[[ Supplied records open ]]

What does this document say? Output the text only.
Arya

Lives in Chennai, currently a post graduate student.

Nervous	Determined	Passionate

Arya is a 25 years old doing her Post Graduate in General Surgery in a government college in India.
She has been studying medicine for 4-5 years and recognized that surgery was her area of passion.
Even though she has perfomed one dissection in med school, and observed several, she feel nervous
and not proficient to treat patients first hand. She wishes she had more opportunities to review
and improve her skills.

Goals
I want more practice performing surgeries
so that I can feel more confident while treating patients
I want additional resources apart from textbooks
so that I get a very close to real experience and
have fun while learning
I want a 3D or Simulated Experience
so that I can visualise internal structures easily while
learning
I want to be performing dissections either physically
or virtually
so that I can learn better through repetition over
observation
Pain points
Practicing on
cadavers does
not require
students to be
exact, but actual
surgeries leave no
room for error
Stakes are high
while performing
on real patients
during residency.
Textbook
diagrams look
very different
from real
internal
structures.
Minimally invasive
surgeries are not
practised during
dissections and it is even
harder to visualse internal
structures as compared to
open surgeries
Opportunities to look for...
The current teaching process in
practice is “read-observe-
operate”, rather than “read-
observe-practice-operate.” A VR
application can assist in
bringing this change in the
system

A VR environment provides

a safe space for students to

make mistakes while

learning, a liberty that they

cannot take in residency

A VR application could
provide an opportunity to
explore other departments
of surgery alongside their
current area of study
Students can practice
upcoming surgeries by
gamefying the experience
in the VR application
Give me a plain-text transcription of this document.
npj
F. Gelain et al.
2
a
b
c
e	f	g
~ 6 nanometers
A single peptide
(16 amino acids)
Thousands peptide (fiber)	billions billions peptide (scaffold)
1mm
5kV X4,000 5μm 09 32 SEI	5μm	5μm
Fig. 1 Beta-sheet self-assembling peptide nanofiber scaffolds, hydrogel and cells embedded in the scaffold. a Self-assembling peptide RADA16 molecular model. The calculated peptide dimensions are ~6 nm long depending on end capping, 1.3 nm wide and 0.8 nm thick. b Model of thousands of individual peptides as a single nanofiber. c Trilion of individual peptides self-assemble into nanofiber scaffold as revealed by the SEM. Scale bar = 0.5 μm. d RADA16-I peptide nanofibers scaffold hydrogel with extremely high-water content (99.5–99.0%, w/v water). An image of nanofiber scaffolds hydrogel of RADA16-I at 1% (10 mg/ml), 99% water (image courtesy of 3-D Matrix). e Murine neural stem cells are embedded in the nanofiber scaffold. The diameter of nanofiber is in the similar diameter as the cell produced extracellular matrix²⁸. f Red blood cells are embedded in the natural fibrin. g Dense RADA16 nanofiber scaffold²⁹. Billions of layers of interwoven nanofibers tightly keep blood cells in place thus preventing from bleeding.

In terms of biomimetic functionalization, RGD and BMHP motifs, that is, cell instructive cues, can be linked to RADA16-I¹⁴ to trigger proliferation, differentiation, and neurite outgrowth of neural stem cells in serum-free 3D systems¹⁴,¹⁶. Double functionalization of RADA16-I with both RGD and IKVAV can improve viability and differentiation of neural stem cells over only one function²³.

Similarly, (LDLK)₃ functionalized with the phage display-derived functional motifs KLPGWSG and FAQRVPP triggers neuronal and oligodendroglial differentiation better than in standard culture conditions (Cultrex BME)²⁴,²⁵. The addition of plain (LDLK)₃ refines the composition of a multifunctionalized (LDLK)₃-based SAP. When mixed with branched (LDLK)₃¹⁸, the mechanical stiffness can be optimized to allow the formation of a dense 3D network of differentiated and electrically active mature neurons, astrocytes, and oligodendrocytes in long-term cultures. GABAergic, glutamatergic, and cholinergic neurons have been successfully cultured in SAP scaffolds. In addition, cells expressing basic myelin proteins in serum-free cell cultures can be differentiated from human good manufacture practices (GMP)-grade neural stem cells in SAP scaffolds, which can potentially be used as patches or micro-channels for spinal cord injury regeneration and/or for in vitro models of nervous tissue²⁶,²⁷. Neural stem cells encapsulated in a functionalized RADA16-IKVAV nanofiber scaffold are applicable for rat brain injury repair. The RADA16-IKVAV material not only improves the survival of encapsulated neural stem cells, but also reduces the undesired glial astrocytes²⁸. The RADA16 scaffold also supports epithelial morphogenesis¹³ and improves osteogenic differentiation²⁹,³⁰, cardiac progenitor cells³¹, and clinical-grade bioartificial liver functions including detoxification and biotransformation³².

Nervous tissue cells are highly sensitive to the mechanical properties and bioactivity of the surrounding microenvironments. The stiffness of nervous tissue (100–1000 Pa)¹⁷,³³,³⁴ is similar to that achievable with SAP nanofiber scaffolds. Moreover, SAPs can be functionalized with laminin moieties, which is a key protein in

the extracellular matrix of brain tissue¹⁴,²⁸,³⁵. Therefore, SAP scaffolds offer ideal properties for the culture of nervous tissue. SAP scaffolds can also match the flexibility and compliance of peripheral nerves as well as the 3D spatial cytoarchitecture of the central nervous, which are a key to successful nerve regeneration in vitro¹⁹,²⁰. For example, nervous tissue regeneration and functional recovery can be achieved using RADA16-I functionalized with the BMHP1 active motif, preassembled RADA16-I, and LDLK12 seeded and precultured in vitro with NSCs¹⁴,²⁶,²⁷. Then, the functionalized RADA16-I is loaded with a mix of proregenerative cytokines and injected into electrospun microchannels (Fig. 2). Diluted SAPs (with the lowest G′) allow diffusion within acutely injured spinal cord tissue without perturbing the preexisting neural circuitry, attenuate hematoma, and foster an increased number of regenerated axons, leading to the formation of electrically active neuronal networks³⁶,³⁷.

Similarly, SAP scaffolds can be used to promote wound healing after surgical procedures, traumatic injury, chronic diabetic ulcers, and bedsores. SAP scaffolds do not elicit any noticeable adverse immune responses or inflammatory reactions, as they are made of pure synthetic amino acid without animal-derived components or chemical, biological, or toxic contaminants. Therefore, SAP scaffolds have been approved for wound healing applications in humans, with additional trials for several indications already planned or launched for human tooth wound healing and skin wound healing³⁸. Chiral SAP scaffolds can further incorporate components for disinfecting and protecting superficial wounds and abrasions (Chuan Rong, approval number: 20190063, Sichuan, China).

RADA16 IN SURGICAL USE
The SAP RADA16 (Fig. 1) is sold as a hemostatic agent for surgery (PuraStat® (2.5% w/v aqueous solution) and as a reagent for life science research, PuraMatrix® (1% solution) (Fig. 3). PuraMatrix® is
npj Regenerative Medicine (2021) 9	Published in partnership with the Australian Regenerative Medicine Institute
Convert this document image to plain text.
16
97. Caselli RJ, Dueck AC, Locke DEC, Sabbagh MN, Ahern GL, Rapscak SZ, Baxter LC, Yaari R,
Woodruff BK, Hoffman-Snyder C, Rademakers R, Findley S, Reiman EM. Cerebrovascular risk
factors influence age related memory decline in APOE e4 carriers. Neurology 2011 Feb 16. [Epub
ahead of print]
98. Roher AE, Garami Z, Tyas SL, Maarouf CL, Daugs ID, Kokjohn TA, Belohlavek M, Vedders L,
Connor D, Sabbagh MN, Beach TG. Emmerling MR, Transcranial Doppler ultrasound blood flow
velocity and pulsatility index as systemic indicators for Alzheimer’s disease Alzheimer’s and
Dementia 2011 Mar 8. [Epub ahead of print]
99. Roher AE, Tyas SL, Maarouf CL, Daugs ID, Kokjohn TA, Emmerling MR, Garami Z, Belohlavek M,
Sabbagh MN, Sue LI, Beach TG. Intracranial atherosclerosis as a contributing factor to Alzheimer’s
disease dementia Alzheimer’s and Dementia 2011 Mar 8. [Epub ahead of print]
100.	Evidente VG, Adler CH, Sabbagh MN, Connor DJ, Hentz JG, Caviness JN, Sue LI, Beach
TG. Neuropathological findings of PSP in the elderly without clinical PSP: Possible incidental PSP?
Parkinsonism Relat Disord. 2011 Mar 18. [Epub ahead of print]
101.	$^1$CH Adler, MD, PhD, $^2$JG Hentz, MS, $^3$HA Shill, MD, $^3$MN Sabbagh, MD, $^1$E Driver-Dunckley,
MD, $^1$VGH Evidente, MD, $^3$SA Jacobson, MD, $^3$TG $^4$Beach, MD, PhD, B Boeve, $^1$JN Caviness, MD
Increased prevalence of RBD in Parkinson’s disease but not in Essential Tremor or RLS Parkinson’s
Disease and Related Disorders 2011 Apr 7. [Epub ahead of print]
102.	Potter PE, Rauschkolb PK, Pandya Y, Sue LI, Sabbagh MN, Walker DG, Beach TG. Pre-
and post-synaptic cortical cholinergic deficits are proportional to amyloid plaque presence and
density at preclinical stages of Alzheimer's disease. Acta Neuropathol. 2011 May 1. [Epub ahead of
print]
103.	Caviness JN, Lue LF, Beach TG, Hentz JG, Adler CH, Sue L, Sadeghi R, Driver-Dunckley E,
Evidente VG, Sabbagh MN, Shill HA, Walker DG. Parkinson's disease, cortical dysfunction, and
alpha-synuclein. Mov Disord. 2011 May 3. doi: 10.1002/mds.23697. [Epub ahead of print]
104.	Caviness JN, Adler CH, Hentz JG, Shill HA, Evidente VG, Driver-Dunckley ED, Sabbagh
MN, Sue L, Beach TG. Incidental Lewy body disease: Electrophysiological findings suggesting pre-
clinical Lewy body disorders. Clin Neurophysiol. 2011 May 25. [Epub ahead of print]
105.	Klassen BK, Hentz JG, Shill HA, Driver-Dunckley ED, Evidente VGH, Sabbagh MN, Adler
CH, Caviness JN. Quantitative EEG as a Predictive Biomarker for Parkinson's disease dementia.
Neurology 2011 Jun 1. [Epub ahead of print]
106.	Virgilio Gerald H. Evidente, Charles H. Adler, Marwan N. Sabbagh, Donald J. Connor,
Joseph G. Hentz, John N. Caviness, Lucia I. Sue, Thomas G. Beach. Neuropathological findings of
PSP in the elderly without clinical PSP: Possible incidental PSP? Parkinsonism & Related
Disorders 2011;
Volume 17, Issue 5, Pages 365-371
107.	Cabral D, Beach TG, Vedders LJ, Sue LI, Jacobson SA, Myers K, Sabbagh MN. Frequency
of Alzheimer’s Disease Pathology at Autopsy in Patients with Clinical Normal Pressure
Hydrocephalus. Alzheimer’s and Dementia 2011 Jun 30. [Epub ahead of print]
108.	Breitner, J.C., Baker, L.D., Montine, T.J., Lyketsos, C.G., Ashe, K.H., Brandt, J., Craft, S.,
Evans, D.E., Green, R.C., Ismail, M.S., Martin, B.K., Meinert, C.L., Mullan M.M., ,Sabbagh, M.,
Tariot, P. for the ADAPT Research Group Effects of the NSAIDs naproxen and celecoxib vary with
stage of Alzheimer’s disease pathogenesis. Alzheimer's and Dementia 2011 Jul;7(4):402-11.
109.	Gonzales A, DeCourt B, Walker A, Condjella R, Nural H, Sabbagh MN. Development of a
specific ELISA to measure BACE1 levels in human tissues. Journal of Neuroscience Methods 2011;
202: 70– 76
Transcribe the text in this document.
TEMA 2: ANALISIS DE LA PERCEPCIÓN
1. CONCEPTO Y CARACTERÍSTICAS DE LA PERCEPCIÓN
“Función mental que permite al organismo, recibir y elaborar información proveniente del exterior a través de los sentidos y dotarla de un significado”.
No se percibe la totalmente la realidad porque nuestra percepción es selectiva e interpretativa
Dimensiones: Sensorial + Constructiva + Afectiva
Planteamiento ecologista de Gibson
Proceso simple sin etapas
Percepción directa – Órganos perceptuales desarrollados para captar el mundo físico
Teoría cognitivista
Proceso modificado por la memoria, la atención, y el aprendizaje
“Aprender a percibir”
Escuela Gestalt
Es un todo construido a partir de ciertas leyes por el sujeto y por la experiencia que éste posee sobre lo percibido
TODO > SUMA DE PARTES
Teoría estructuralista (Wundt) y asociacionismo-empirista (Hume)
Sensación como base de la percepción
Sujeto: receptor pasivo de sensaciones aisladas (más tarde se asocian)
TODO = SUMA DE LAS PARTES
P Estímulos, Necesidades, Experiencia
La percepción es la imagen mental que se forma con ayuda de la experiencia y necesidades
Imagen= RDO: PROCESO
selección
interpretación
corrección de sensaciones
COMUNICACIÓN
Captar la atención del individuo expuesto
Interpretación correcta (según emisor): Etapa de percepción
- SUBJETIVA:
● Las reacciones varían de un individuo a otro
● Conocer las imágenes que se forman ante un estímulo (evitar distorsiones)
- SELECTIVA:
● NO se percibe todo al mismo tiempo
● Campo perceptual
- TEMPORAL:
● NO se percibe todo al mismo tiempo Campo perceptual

[[ Supplied records closed ]]

--- Exercise description ---
Where a line of the data holds the word "print", copy that line.

--- Solved exercise ---
ahead of print]
Dementia 2011 Mar 8. [Epub ahead of print]
disease dementia Alzheimer’s and Dementia 2011 Mar 8. [Epub ahead of print]
Parkinsonism Relat Disord. 2011 Mar 18. [Epub ahead of print]
Disease and Related Disorders 2011 Apr 7. [Epub ahead of print]
print]
alpha-synuclein. Mov Disord. 2011 May 3. doi: 10.1002/mds.23697. [Epub ahead of print]
clinical Lewy body disorders. Clin Neurophysiol. 2011 May 25. [Epub ahead of print]
Neurology 2011 Jun 1. [Epub ahead of print]
Hydrocephalus. Alzheimer’s and Dementia 2011 Jun 30. [Epub ahead of print]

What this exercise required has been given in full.